→ **Your instructions**:
Within the data that follows, how many lines carry the string "ошибки"? Give the number alone.

(Stored data entries)
--- Start ---
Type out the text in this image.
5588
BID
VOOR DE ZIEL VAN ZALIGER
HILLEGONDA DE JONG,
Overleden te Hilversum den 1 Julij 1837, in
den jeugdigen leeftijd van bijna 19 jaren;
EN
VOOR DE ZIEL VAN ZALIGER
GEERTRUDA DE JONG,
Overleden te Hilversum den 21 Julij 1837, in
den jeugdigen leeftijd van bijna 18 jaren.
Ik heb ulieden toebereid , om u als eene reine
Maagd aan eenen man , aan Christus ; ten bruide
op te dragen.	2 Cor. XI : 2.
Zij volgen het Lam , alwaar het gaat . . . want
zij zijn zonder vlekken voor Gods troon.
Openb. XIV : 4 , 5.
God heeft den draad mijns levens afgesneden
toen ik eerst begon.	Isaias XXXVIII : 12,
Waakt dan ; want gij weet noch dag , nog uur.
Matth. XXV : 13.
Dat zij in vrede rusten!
--- End ---
--- Start ---
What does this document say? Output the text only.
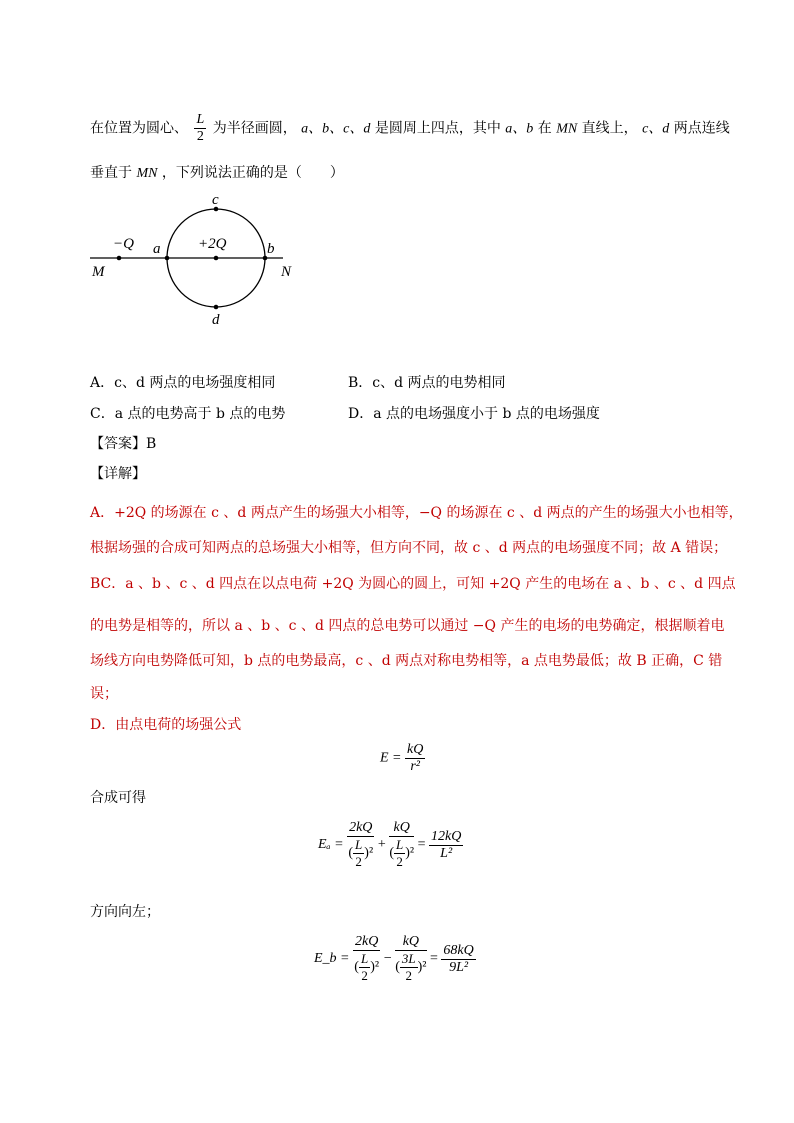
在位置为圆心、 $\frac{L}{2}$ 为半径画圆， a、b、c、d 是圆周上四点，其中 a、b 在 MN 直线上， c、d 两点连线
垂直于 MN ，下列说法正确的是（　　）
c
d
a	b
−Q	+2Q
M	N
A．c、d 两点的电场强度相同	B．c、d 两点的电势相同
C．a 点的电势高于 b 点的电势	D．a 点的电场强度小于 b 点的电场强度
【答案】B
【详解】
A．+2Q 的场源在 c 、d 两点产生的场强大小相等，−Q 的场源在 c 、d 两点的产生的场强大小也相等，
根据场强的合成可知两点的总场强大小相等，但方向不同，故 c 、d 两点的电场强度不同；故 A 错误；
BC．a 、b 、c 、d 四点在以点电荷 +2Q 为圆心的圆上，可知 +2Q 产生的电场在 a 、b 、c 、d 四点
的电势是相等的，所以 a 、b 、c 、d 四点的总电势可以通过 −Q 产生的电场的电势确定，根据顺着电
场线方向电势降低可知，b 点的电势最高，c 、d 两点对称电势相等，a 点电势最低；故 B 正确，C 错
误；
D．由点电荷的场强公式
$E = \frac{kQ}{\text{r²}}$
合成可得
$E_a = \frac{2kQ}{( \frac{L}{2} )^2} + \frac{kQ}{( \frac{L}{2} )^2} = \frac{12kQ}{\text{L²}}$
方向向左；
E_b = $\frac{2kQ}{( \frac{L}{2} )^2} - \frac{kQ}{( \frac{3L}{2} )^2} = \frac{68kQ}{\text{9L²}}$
--- End ---
--- Start ---
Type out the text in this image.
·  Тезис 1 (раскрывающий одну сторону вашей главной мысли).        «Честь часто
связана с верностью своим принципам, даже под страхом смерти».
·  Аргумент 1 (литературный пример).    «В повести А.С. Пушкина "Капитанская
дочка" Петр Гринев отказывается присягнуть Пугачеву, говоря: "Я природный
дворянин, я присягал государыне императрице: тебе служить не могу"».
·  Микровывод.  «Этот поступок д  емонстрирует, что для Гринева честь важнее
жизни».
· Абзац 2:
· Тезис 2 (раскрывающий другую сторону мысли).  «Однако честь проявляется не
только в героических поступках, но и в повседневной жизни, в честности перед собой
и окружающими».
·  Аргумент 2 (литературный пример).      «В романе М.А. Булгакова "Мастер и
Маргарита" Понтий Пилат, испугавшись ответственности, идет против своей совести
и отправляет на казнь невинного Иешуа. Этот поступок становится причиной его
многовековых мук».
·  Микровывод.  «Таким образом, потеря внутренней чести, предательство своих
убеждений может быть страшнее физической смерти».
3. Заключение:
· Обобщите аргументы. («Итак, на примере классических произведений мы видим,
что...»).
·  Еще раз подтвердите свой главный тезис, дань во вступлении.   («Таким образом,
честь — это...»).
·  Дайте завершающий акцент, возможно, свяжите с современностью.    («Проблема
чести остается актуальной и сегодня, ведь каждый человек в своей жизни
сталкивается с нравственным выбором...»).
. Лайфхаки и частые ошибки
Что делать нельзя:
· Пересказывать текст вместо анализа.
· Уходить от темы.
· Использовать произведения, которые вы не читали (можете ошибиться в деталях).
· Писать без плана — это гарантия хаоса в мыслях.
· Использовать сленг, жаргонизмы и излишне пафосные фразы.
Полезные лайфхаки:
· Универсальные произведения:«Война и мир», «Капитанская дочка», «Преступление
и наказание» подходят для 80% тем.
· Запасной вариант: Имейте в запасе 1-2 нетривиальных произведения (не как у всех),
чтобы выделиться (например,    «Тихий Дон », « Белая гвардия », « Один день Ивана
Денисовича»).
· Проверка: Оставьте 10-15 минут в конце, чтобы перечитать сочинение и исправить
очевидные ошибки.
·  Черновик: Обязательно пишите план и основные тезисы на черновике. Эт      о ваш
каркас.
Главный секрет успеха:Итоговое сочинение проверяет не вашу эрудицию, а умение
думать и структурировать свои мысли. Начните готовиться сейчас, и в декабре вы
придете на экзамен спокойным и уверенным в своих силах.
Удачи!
--- End ---
→ **Solution to this problem**:
2